**THE TASK**
Of the entries below, copy only those lines that contain the word "equilibrium".

MATERIAL FOR THIS EXERCISE START

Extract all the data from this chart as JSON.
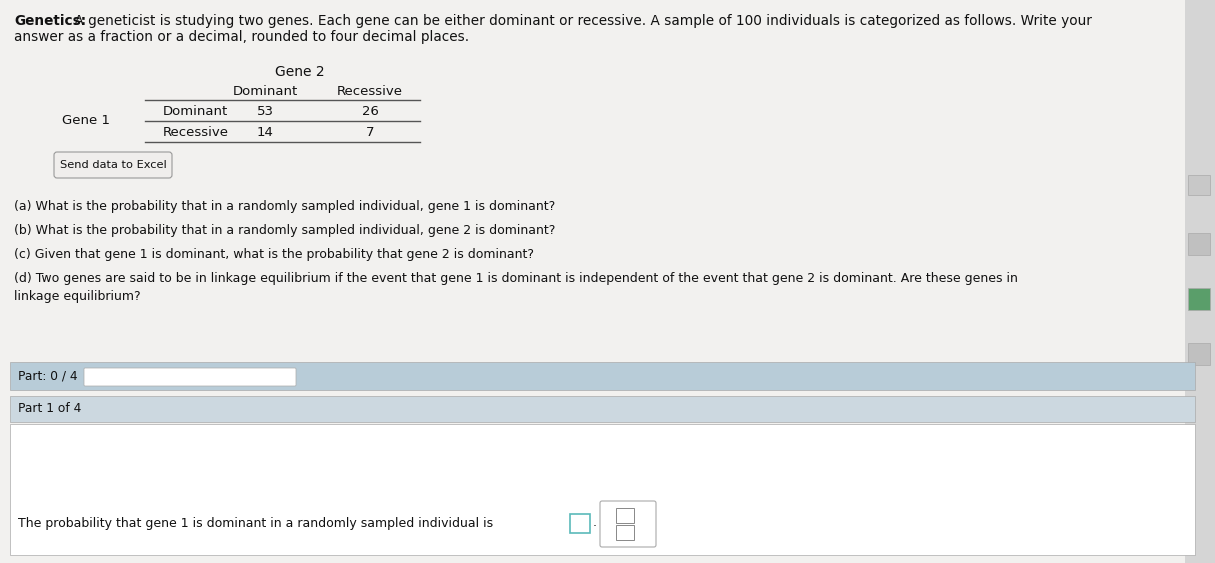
{
  "page_bg": "#e8e8e8",
  "content_bg": "#f2f1ef",
  "title_bold": "Genetics:",
  "title_rest_line1": " A geneticist is studying two genes. Each gene can be either dominant or recessive. A sample of 100 individuals is categorized as follows. Write your",
  "title_line2": "answer as a fraction or a decimal, rounded to four decimal places.",
  "gene2_label": "Gene 2",
  "col_headers": [
    "Dominant",
    "Recessive"
  ],
  "row_headers": [
    "Dominant",
    "Recessive"
  ],
  "gene1_label": "Gene 1",
  "table_values": [
    [
      53,
      26
    ],
    [
      14,
      7
    ]
  ],
  "send_excel_btn": "Send data to Excel",
  "questions": [
    "(a) What is the probability that in a randomly sampled individual, gene 1 is dominant?",
    "(b) What is the probability that in a randomly sampled individual, gene 2 is dominant?",
    "(c) Given that gene 1 is dominant, what is the probability that gene 2 is dominant?",
    "(d) Two genes are said to be in linkage equilibrium if the event that gene 1 is dominant is independent of the event that gene 2 is dominant. Are these genes in",
    "linkage equilibrium?"
  ],
  "progress_label": "Part: 0 / 4",
  "part_label": "Part 1 of 4",
  "answer_text": "The probability that gene 1 is dominant in a randomly sampled individual is",
  "progress_bg": "#b8ccd8",
  "part_bg": "#ccd8e0",
  "answer_section_bg": "#f5f4f2",
  "right_icons_bg": "#e0e0e0",
  "input_box_color": "#5bbaba",
  "fraction_box_color": "#c8c8c8"
}
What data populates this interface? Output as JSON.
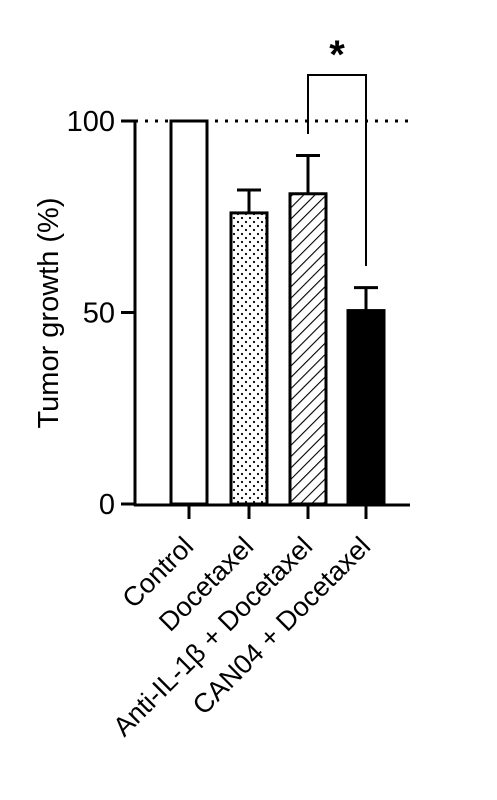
{
  "chart_data": {
    "type": "bar",
    "title": "",
    "xlabel": "",
    "ylabel": "Tumor growth (%)",
    "ylim": [
      0,
      100
    ],
    "yticks": [
      0,
      50,
      100
    ],
    "grid": false,
    "reference_line": {
      "value": 100,
      "style": "dotted"
    },
    "categories": [
      "Control",
      "Docetaxel",
      "Anti-IL-1β + Docetaxel",
      "CAN04 + Docetaxel"
    ],
    "values": [
      100,
      76,
      81,
      50.5
    ],
    "error_upper": [
      0,
      6,
      10,
      6
    ],
    "patterns": [
      "none",
      "dots",
      "hatch",
      "solid"
    ],
    "bar_fills": [
      "#ffffff",
      "#ffffff",
      "#ffffff",
      "#000000"
    ],
    "significance": {
      "from": 2,
      "to": 3,
      "label": "*"
    }
  }
}
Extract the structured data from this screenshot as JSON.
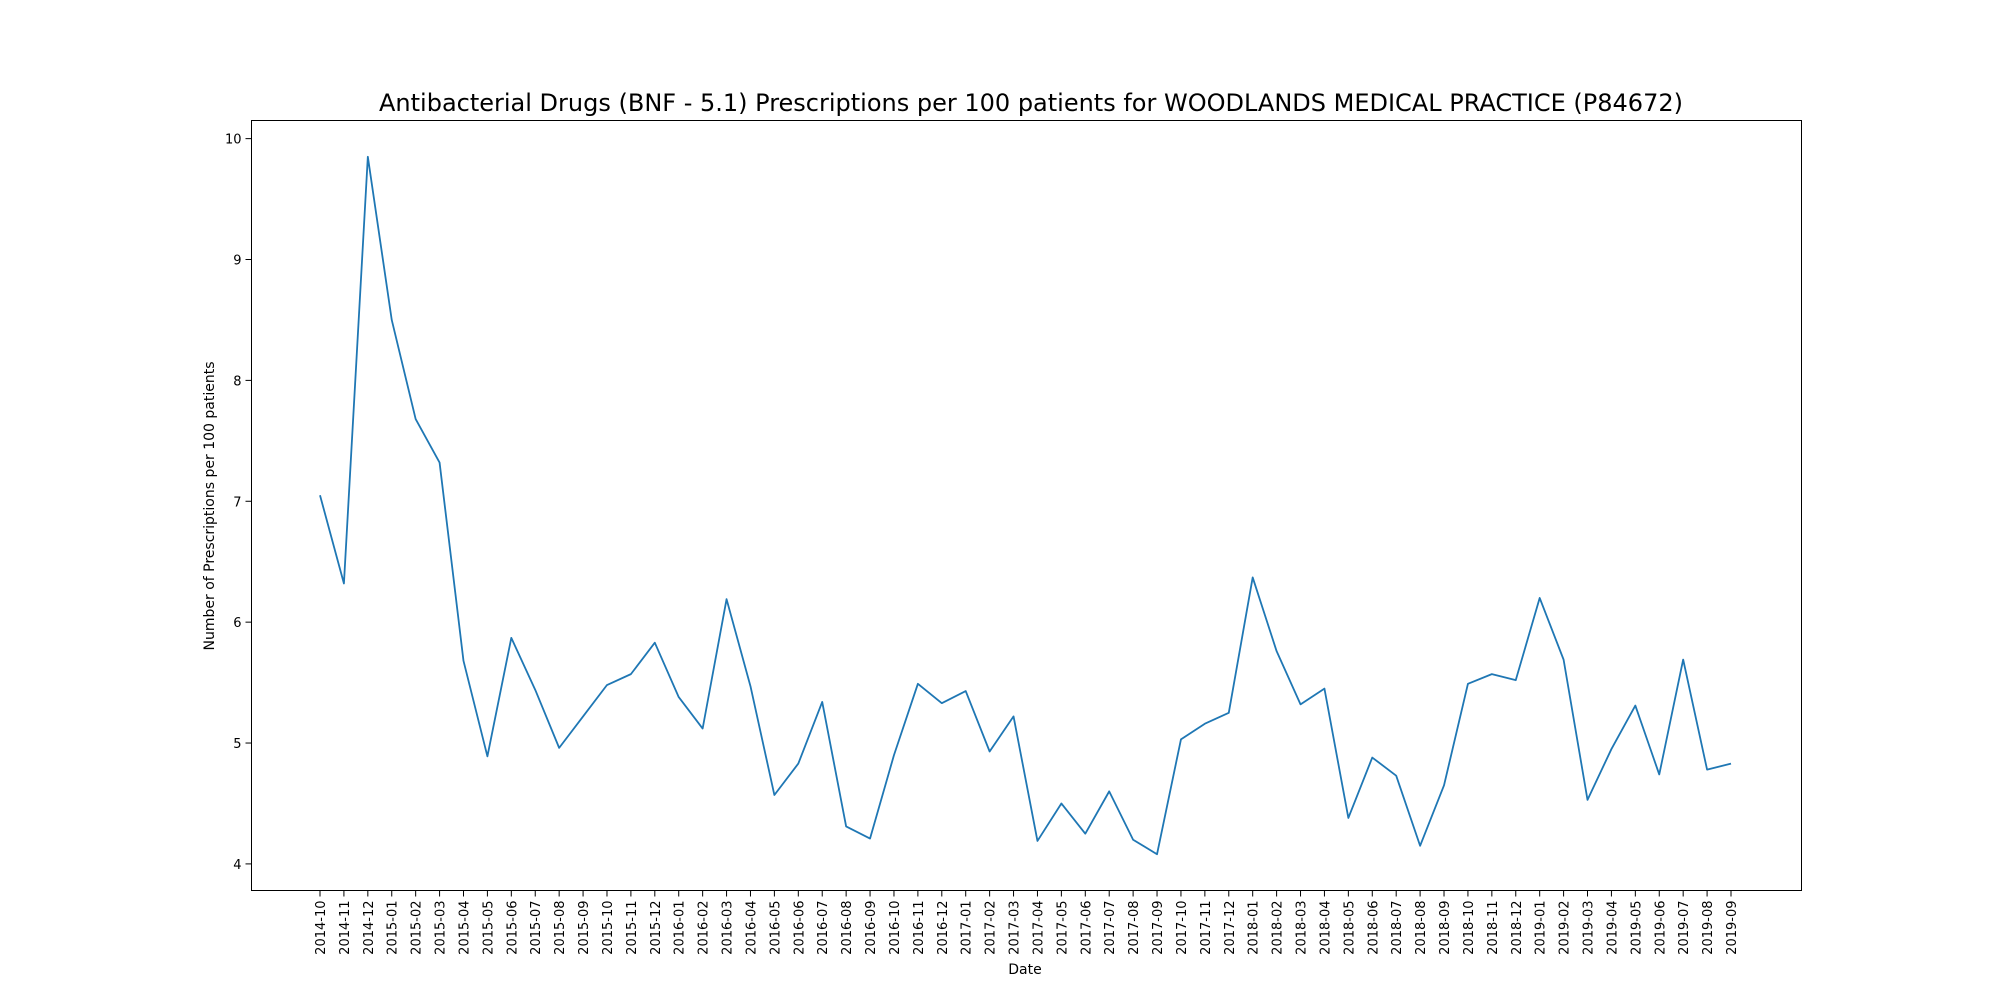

MATERIAL FOR THIS EXERCISE END

**EXERCISE RESPONSE**
    "(d) Two genes are said to be in linkage equilibrium if the event that gene 1 is dominant is independent of the event that gene 2 is dominant. Are these genes in",
    "linkage equilibrium?"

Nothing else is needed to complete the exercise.